--- START Exercise materials ---

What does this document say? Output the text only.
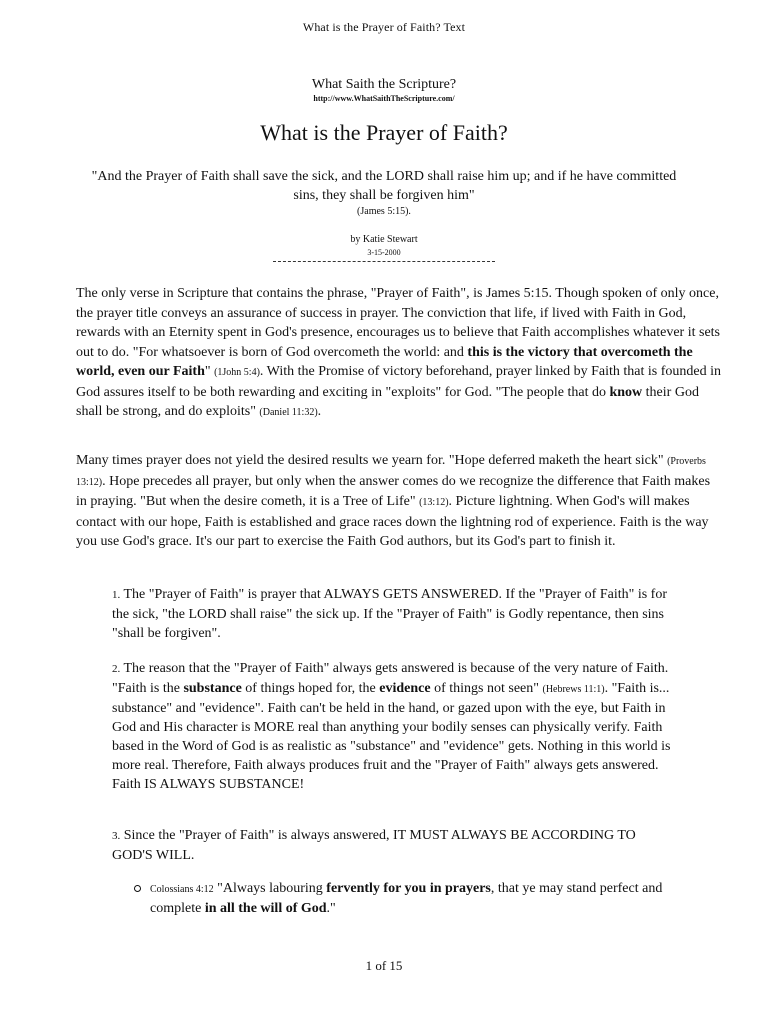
What is the Prayer of Faith? Text
What Saith the Scripture?
http://www.WhatSaithTheScripture.com/
What is the Prayer of Faith?
"And the Prayer of Faith shall save the sick, and the LORD shall raise him up; and if he have committed sins, they shall be forgiven him"
(James 5:15).
by Katie Stewart
3-15-2000
The only verse in Scripture that contains the phrase, "Prayer of Faith", is James 5:15. Though spoken of only once, the prayer title conveys an assurance of success in prayer. The conviction that life, if lived with Faith in God, rewards with an Eternity spent in God's presence, encourages us to believe that Faith accomplishes whatever it sets out to do. "For whatsoever is born of God overcometh the world: and this is the victory that overcometh the world, even our Faith" (1John 5:4). With the Promise of victory beforehand, prayer linked by Faith that is founded in God assures itself to be both rewarding and exciting in "exploits" for God. "The people that do know their God shall be strong, and do exploits" (Daniel 11:32).
Many times prayer does not yield the desired results we yearn for. "Hope deferred maketh the heart sick" (Proverbs 13:12). Hope precedes all prayer, but only when the answer comes do we recognize the difference that Faith makes in praying. "But when the desire cometh, it is a Tree of Life" (13:12). Picture lightning. When God's will makes contact with our hope, Faith is established and grace races down the lightning rod of experience. Faith is the way you use God's grace. It's our part to exercise the Faith God authors, but its God's part to finish it.
1. The "Prayer of Faith" is prayer that ALWAYS GETS ANSWERED. If the "Prayer of Faith" is for the sick, "the LORD shall raise" the sick up. If the "Prayer of Faith" is Godly repentance, then sins "shall be forgiven".
2. The reason that the "Prayer of Faith" always gets answered is because of the very nature of Faith. "Faith is the substance of things hoped for, the evidence of things not seen" (Hebrews 11:1). "Faith is... substance" and "evidence". Faith can't be held in the hand, or gazed upon with the eye, but Faith in God and His character is MORE real than anything your bodily senses can physically verify. Faith based in the Word of God is as realistic as "substance" and "evidence" gets. Nothing in this world is more real. Therefore, Faith always produces fruit and the "Prayer of Faith" always gets answered. Faith IS ALWAYS SUBSTANCE!
3. Since the "Prayer of Faith" is always answered, IT MUST ALWAYS BE ACCORDING TO GOD'S WILL.
Colossians 4:12 "Always labouring fervently for you in prayers, that ye may stand perfect and complete in all the will of God."
1 of 15
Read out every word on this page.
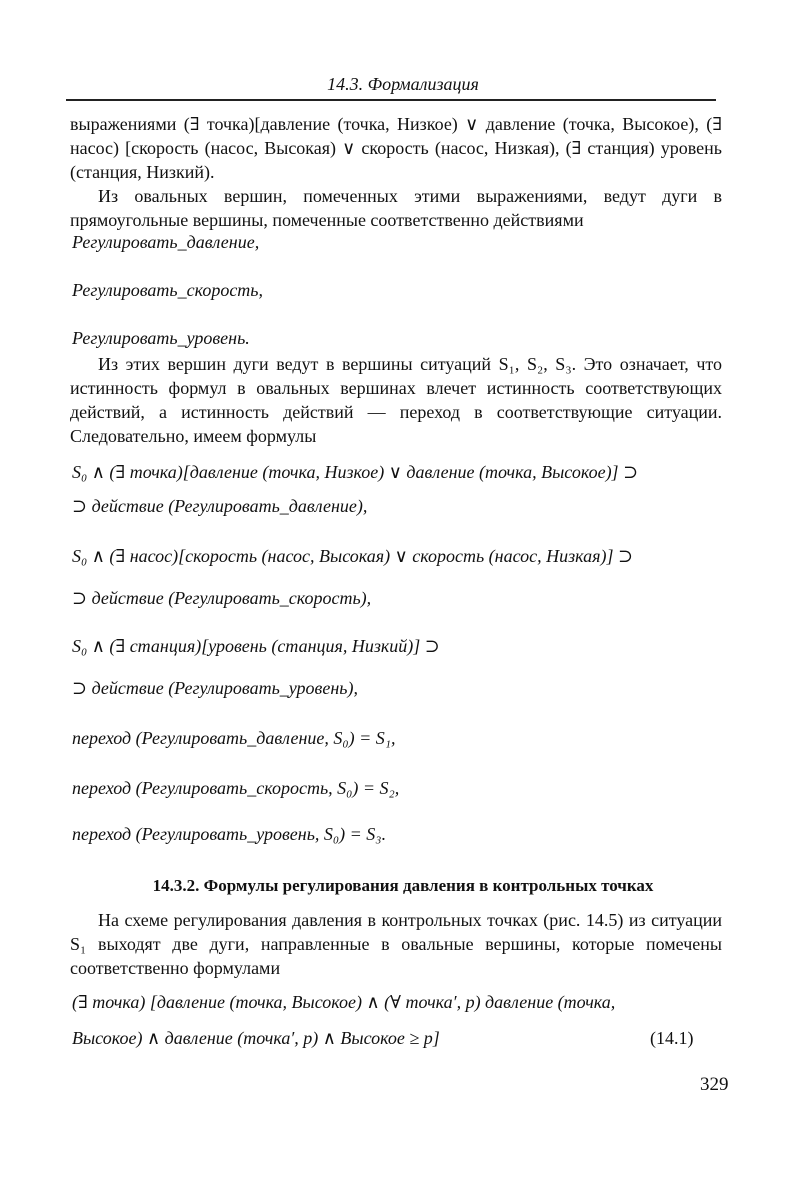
14.3. Формализация

выражениями (∃ точка)[давление (точка, Низкое) ∨ давление (точка, Высокое), (∃ насос) [скорость (насос, Высокая) ∨ скорость (насос, Низкая), (∃ станция) уровень (станция, Низкий).

Из овальных вершин, помеченных этими выражениями, ведут дуги в прямоугольные вершины, помеченные соответственно действиями

Регулировать_давление,
Регулировать_скорость,
Регулировать_уровень.

Из этих вершин дуги ведут в вершины ситуаций S₁, S₂, S₃. Это означает, что истинность формул в овальных вершинах влечет истинность соответствующих действий, а истинность действий — переход в соответствующие ситуации. Следовательно, имеем формулы

S₀ ∧ (∃ точка)[давление (точка, Низкое) ∨ давление (точка, Высокое)] ⊃
⊃ действие (Регулировать_давление),
S₀ ∧ (∃ насос)[скорость (насос, Высокая) ∨ скорость (насос, Низкая)] ⊃
⊃ действие (Регулировать_скорость),
S₀ ∧ (∃ станция)[уровень (станция, Низкий)] ⊃
⊃ действие (Регулировать_уровень),
переход (Регулировать_давление, S₀) = S₁,
переход (Регулировать_скорость, S₀) = S₂,
переход (Регулировать_уровень, S₀) = S₃.
14.3.2. Формулы регулирования давления в контрольных точках

На схеме регулирования давления в контрольных точках (рис. 14.5) из ситуации S₁ выходят две дуги, направленные в овальные вершины, которые помечены соответственно формулами

(∃ точка) [давление (точка, Высокое) ∧ (∀ точка′, p) давление (точка,
Высокое) ∧ давление (точка′, p) ∧ Высокое ≥ p]	(14.1)
329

--- END Exercise materials ---

▶ Given request
Locate the word "LORD" in the entries, and copy every line where it is found.

▶ The answer
"And the Prayer of Faith shall save the sick, and the LORD shall raise him up; and if he have committed sins, they shall be forgiven him"
1. The "Prayer of Faith" is prayer that ALWAYS GETS ANSWERED. If the "Prayer of Faith" is for the sick, "the LORD shall raise" the sick up. If the "Prayer of Faith" is Godly repentance, then sins "shall be forgiven".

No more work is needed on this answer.